> _Your objective_:
The entries below should be transcribed in their entirety, exactly as written.

>> begin Source records

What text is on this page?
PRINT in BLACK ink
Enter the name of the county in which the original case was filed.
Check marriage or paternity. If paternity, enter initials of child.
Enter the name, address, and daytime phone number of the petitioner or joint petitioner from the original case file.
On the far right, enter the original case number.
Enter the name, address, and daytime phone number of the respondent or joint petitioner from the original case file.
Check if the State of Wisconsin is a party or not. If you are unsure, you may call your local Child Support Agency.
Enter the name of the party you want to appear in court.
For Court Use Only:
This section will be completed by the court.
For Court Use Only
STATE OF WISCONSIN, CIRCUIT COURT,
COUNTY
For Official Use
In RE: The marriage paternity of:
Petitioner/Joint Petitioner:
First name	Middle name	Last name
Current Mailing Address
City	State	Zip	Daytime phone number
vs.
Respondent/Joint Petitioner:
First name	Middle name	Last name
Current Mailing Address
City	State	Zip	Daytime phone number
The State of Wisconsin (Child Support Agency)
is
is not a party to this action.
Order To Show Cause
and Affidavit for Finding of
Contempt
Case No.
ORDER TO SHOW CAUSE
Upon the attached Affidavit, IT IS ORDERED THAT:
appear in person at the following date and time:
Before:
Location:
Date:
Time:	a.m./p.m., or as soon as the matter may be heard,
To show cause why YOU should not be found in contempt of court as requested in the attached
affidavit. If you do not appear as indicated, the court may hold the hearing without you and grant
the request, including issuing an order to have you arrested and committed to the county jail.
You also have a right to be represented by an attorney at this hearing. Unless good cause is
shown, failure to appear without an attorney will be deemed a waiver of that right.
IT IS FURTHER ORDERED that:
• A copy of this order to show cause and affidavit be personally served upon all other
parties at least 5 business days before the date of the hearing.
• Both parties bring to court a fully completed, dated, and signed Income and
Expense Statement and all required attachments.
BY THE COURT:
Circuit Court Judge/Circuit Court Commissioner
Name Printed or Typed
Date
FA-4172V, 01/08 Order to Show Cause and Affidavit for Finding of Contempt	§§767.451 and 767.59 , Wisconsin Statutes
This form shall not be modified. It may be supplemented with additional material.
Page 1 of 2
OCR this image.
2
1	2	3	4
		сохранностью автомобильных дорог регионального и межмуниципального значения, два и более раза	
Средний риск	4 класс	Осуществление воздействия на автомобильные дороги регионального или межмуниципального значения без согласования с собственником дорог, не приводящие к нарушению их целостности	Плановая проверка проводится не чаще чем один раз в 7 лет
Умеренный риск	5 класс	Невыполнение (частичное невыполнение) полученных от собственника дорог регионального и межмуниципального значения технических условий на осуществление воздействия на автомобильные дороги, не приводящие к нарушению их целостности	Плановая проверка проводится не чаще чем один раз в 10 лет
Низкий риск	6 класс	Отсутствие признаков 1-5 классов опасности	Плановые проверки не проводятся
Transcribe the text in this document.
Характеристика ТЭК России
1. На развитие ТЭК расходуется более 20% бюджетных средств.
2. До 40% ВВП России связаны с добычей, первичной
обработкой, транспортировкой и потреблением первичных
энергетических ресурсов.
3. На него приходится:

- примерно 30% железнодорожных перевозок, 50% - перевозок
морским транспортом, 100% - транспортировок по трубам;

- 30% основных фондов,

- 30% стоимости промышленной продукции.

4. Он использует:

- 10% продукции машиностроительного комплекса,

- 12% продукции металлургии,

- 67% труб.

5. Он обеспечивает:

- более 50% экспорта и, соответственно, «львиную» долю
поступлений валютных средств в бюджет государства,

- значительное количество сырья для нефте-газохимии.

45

>> end Source records

> _Reply_:
What text is on this page?
PRINT in BLACK ink
Enter the name of the county in which the original case was filed.
Check marriage or paternity. If paternity, enter initials of child.
Enter the name, address, and daytime phone number of the petitioner or joint petitioner from the original case file.
On the far right, enter the original case number.
Enter the name, address, and daytime phone number of the respondent or joint petitioner from the original case file.
Check if the State of Wisconsin is a party or not. If you are unsure, you may call your local Child Support Agency.
Enter the name of the party you want to appear in court.
For Court Use Only:
This section will be completed by the court.
For Court Use Only
STATE OF WISCONSIN, CIRCUIT COURT,
COUNTY
For Official Use
In RE: The marriage paternity of:
Petitioner/Joint Petitioner:
First name	Middle name	Last name
Current Mailing Address
City	State	Zip	Daytime phone number
vs.
Respondent/Joint Petitioner:
First name	Middle name	Last name
Current Mailing Address
City	State	Zip	Daytime phone number
The State of Wisconsin (Child Support Agency)
is
is not a party to this action.
Order To Show Cause
and Affidavit for Finding of
Contempt
Case No.
ORDER TO SHOW CAUSE
Upon the attached Affidavit, IT IS ORDERED THAT:
appear in person at the following date and time:
Before:
Location:
Date:
Time:	a.m./p.m., or as soon as the matter may be heard,
To show cause why YOU should not be found in contempt of court as requested in the attached
affidavit. If you do not appear as indicated, the court may hold the hearing without you and grant
the request, including issuing an order to have you arrested and committed to the county jail.
You also have a right to be represented by an attorney at this hearing. Unless good cause is
shown, failure to appear without an attorney will be deemed a waiver of that right.
IT IS FURTHER ORDERED that:
• A copy of this order to show cause and affidavit be personally served upon all other
parties at least 5 business days before the date of the hearing.
• Both parties bring to court a fully completed, dated, and signed Income and
Expense Statement and all required attachments.
BY THE COURT:
Circuit Court Judge/Circuit Court Commissioner
Name Printed or Typed
Date
FA-4172V, 01/08 Order to Show Cause and Affidavit for Finding of Contempt	§§767.451 and 767.59 , Wisconsin Statutes
This form shall not be modified. It may be supplemented with additional material.
Page 1 of 2
OCR this image.
2
1	2	3	4
		сохранностью автомобильных дорог регионального и межмуниципального значения, два и более раза	
Средний риск	4 класс	Осуществление воздействия на автомобильные дороги регионального или межмуниципального значения без согласования с собственником дорог, не приводящие к нарушению их целостности	Плановая проверка проводится не чаще чем один раз в 7 лет
Умеренный риск	5 класс	Невыполнение (частичное невыполнение) полученных от собственника дорог регионального и межмуниципального значения технических условий на осуществление воздействия на автомобильные дороги, не приводящие к нарушению их целостности	Плановая проверка проводится не чаще чем один раз в 10 лет
Низкий риск	6 класс	Отсутствие признаков 1-5 классов опасности	Плановые проверки не проводятся
Transcribe the text in this document.
Характеристика ТЭК России
1. На развитие ТЭК расходуется более 20% бюджетных средств.
2. До 40% ВВП России связаны с добычей, первичной
обработкой, транспортировкой и потреблением первичных
энергетических ресурсов.
3. На него приходится:

- примерно 30% железнодорожных перевозок, 50% - перевозок
морским транспортом, 100% - транспортировок по трубам;

- 30% основных фондов,

- 30% стоимости промышленной продукции.

4. Он использует:

- 10% продукции машиностроительного комплекса,

- 12% продукции металлургии,

- 67% труб.

5. Он обеспечивает:

- более 50% экспорта и, соответственно, «львиную» долю
поступлений валютных средств в бюджет государства,

- значительное количество сырья для нефте-газохимии.

45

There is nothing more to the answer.